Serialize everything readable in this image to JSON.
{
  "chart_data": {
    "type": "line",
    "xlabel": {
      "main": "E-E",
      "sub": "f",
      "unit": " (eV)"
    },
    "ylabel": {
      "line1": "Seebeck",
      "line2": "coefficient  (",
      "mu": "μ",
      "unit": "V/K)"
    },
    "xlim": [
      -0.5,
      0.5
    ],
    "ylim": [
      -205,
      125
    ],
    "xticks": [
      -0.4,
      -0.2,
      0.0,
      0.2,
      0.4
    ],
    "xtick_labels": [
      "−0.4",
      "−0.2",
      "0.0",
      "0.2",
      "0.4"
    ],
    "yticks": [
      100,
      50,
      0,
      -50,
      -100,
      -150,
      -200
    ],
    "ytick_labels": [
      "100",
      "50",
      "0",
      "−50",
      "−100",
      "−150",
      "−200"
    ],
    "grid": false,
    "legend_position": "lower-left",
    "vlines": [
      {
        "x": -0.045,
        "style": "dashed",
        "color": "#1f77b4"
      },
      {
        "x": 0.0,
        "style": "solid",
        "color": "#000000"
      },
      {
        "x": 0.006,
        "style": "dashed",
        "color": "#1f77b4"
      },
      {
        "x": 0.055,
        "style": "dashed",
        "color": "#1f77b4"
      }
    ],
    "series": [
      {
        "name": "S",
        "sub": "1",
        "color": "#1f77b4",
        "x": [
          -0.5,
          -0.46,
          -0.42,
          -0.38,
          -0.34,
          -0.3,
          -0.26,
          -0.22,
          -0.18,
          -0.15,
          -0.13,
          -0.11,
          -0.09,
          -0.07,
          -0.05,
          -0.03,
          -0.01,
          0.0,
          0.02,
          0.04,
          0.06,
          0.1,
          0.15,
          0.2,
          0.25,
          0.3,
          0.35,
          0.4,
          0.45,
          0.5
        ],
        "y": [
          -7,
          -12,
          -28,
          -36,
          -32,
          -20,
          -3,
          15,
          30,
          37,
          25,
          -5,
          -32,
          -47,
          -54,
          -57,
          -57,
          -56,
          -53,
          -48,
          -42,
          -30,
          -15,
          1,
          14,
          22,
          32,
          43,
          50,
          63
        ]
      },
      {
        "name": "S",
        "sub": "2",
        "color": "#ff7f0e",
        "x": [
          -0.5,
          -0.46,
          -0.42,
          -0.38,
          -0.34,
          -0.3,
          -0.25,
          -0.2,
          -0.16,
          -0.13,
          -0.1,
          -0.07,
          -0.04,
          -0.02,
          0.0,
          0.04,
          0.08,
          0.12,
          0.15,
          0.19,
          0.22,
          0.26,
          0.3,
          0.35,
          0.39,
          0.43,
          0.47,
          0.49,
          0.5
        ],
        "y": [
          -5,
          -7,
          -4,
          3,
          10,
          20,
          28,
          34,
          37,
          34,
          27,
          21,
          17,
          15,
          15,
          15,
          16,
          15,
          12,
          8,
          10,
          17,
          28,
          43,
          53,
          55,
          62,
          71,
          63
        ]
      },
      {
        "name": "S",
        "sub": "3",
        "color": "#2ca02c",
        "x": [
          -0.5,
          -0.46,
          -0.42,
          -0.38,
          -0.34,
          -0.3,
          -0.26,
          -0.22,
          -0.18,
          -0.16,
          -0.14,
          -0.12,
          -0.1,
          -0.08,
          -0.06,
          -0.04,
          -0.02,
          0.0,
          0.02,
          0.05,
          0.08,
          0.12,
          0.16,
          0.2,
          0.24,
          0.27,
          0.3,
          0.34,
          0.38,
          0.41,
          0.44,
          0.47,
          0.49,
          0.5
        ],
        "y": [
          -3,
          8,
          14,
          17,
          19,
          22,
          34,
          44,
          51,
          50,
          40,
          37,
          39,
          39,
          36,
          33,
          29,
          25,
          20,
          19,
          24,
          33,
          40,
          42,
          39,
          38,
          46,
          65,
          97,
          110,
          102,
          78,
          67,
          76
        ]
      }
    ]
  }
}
_____
Given problem
Every entry needs to be retyped exactly.

Response to the exercise
Serialize everything readable in this image to JSON.
{
  "chart_data": {
    "type": "line",
    "xlabel": {
      "main": "E-E",
      "sub": "f",
      "unit": " (eV)"
    },
    "ylabel": {
      "line1": "Seebeck",
      "line2": "coefficient  (",
      "mu": "μ",
      "unit": "V/K)"
    },
    "xlim": [
      -0.5,
      0.5
    ],
    "ylim": [
      -205,
      125
    ],
    "xticks": [
      -0.4,
      -0.2,
      0.0,
      0.2,
      0.4
    ],
    "xtick_labels": [
      "−0.4",
      "−0.2",
      "0.0",
      "0.2",
      "0.4"
    ],
    "yticks": [
      100,
      50,
      0,
      -50,
      -100,
      -150,
      -200
    ],
    "ytick_labels": [
      "100",
      "50",
      "0",
      "−50",
      "−100",
      "−150",
      "−200"
    ],
    "grid": false,
    "legend_position": "lower-left",
    "vlines": [
      {
        "x": -0.045,
        "style": "dashed",
        "color": "#1f77b4"
      },
      {
        "x": 0.0,
        "style": "solid",
        "color": "#000000"
      },
      {
        "x": 0.006,
        "style": "dashed",
        "color": "#1f77b4"
      },
      {
        "x": 0.055,
        "style": "dashed",
        "color": "#1f77b4"
      }
    ],
    "series": [
      {
        "name": "S",
        "sub": "1",
        "color": "#1f77b4",
        "x": [
          -0.5,
          -0.46,
          -0.42,
          -0.38,
          -0.34,
          -0.3,
          -0.26,
          -0.22,
          -0.18,
          -0.15,
          -0.13,
          -0.11,
          -0.09,
          -0.07,
          -0.05,
          -0.03,
          -0.01,
          0.0,
          0.02,
          0.04,
          0.06,
          0.1,
          0.15,
          0.2,
          0.25,
          0.3,
          0.35,
          0.4,
          0.45,
          0.5
        ],
        "y": [
          -7,
          -12,
          -28,
          -36,
          -32,
          -20,
          -3,
          15,
          30,
          37,
          25,
          -5,
          -32,
          -47,
          -54,
          -57,
          -57,
          -56,
          -53,
          -48,
          -42,
          -30,
          -15,
          1,
          14,
          22,
          32,
          43,
          50,
          63
        ]
      },
      {
        "name": "S",
        "sub": "2",
        "color": "#ff7f0e",
        "x": [
          -0.5,
          -0.46,
          -0.42,
          -0.38,
          -0.34,
          -0.3,
          -0.25,
          -0.2,
          -0.16,
          -0.13,
          -0.1,
          -0.07,
          -0.04,
          -0.02,
          0.0,
          0.04,
          0.08,
          0.12,
          0.15,
          0.19,
          0.22,
          0.26,
          0.3,
          0.35,
          0.39,
          0.43,
          0.47,
          0.49,
          0.5
        ],
        "y": [
          -5,
          -7,
          -4,
          3,
          10,
          20,
          28,
          34,
          37,
          34,
          27,
          21,
          17,
          15,
          15,
          15,
          16,
          15,
          12,
          8,
          10,
          17,
          28,
          43,
          53,
          55,
          62,
          71,
          63
        ]
      },
      {
        "name": "S",
        "sub": "3",
        "color": "#2ca02c",
        "x": [
          -0.5,
          -0.46,
          -0.42,
          -0.38,
          -0.34,
          -0.3,
          -0.26,
          -0.22,
          -0.18,
          -0.16,
          -0.14,
          -0.12,
          -0.1,
          -0.08,
          -0.06,
          -0.04,
          -0.02,
          0.0,
          0.02,
          0.05,
          0.08,
          0.12,
          0.16,
          0.2,
          0.24,
          0.27,
          0.3,
          0.34,
          0.38,
          0.41,
          0.44,
          0.47,
          0.49,
          0.5
        ],
        "y": [
          -3,
          8,
          14,
          17,
          19,
          22,
          34,
          44,
          51,
          50,
          40,
          37,
          39,
          39,
          36,
          33,
          29,
          25,
          20,
          19,
          24,
          33,
          40,
          42,
          39,
          38,
          46,
          65,
          97,
          110,
          102,
          78,
          67,
          76
        ]
      }
    ]
  }
}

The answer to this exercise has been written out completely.